▶ _What is needed_:
Give every line below again, exactly.

━━━━━━━━━━━━━━━━━━━━━━━━━━━━━━

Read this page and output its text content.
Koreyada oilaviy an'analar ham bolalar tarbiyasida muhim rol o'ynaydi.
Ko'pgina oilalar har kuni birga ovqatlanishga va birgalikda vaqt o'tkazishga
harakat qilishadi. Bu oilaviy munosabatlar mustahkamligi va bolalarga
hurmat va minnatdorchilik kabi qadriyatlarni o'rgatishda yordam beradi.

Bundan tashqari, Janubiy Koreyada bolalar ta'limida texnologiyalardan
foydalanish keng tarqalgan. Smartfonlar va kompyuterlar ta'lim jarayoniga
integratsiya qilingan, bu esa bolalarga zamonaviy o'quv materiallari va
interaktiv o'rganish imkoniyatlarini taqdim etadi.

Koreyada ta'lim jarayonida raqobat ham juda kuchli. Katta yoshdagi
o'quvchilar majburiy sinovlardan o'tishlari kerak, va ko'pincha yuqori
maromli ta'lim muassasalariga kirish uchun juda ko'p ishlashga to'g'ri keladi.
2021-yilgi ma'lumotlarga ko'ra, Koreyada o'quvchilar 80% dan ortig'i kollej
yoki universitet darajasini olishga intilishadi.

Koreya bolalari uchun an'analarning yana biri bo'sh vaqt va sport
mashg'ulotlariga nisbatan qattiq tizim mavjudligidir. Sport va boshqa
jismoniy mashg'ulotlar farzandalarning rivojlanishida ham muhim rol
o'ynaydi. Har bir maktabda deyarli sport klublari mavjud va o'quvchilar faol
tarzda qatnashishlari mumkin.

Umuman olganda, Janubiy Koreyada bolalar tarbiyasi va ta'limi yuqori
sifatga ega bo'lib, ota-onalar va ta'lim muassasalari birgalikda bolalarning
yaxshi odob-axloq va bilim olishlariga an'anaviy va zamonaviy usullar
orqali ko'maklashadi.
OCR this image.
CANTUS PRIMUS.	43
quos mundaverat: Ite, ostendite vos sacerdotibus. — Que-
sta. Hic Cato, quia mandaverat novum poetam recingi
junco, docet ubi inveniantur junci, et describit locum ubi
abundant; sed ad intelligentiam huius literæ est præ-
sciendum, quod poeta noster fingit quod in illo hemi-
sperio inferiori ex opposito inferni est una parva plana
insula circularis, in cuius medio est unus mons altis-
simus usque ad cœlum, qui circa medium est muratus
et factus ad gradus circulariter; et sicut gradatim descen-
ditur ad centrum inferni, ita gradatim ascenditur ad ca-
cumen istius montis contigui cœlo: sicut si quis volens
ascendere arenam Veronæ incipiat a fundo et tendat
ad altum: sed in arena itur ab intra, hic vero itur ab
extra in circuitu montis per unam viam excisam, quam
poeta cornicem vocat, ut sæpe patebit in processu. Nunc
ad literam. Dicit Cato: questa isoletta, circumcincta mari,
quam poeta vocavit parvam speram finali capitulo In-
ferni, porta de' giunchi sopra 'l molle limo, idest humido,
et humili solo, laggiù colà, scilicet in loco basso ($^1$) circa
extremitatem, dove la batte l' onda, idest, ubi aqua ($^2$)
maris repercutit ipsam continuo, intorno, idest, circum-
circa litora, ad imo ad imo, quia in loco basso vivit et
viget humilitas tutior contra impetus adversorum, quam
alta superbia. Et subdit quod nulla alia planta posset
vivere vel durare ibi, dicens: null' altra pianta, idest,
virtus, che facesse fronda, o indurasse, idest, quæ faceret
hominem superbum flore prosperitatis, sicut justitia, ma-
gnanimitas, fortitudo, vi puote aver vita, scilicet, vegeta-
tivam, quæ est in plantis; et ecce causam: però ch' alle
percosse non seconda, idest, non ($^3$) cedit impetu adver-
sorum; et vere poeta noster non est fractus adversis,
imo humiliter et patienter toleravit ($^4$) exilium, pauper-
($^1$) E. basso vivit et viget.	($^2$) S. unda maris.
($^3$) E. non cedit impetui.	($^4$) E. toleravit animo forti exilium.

━━━━━━━━━━━━━━━━━━━━━━━━━━━━━━

▶ _Task result_:
Read this page and output its text content.
Koreyada oilaviy an'analar ham bolalar tarbiyasida muhim rol o'ynaydi.
Ko'pgina oilalar har kuni birga ovqatlanishga va birgalikda vaqt o'tkazishga
harakat qilishadi. Bu oilaviy munosabatlar mustahkamligi va bolalarga
hurmat va minnatdorchilik kabi qadriyatlarni o'rgatishda yordam beradi.

Bundan tashqari, Janubiy Koreyada bolalar ta'limida texnologiyalardan
foydalanish keng tarqalgan. Smartfonlar va kompyuterlar ta'lim jarayoniga
integratsiya qilingan, bu esa bolalarga zamonaviy o'quv materiallari va
interaktiv o'rganish imkoniyatlarini taqdim etadi.

Koreyada ta'lim jarayonida raqobat ham juda kuchli. Katta yoshdagi
o'quvchilar majburiy sinovlardan o'tishlari kerak, va ko'pincha yuqori
maromli ta'lim muassasalariga kirish uchun juda ko'p ishlashga to'g'ri keladi.
2021-yilgi ma'lumotlarga ko'ra, Koreyada o'quvchilar 80% dan ortig'i kollej
yoki universitet darajasini olishga intilishadi.

Koreya bolalari uchun an'analarning yana biri bo'sh vaqt va sport
mashg'ulotlariga nisbatan qattiq tizim mavjudligidir. Sport va boshqa
jismoniy mashg'ulotlar farzandalarning rivojlanishida ham muhim rol
o'ynaydi. Har bir maktabda deyarli sport klublari mavjud va o'quvchilar faol
tarzda qatnashishlari mumkin.

Umuman olganda, Janubiy Koreyada bolalar tarbiyasi va ta'limi yuqori
sifatga ega bo'lib, ota-onalar va ta'lim muassasalari birgalikda bolalarning
yaxshi odob-axloq va bilim olishlariga an'anaviy va zamonaviy usullar
orqali ko'maklashadi.
OCR this image.
CANTUS PRIMUS.	43
quos mundaverat: Ite, ostendite vos sacerdotibus. — Que-
sta. Hic Cato, quia mandaverat novum poetam recingi
junco, docet ubi inveniantur junci, et describit locum ubi
abundant; sed ad intelligentiam huius literæ est præ-
sciendum, quod poeta noster fingit quod in illo hemi-
sperio inferiori ex opposito inferni est una parva plana
insula circularis, in cuius medio est unus mons altis-
simus usque ad cœlum, qui circa medium est muratus
et factus ad gradus circulariter; et sicut gradatim descen-
ditur ad centrum inferni, ita gradatim ascenditur ad ca-
cumen istius montis contigui cœlo: sicut si quis volens
ascendere arenam Veronæ incipiat a fundo et tendat
ad altum: sed in arena itur ab intra, hic vero itur ab
extra in circuitu montis per unam viam excisam, quam
poeta cornicem vocat, ut sæpe patebit in processu. Nunc
ad literam. Dicit Cato: questa isoletta, circumcincta mari,
quam poeta vocavit parvam speram finali capitulo In-
ferni, porta de' giunchi sopra 'l molle limo, idest humido,
et humili solo, laggiù colà, scilicet in loco basso ($^1$) circa
extremitatem, dove la batte l' onda, idest, ubi aqua ($^2$)
maris repercutit ipsam continuo, intorno, idest, circum-
circa litora, ad imo ad imo, quia in loco basso vivit et
viget humilitas tutior contra impetus adversorum, quam
alta superbia. Et subdit quod nulla alia planta posset
vivere vel durare ibi, dicens: null' altra pianta, idest,
virtus, che facesse fronda, o indurasse, idest, quæ faceret
hominem superbum flore prosperitatis, sicut justitia, ma-
gnanimitas, fortitudo, vi puote aver vita, scilicet, vegeta-
tivam, quæ est in plantis; et ecce causam: però ch' alle
percosse non seconda, idest, non ($^3$) cedit impetu adver-
sorum; et vere poeta noster non est fractus adversis,
imo humiliter et patienter toleravit ($^4$) exilium, pauper-
($^1$) E. basso vivit et viget.	($^2$) S. unda maris.
($^3$) E. non cedit impetui.	($^4$) E. toleravit animo forti exilium.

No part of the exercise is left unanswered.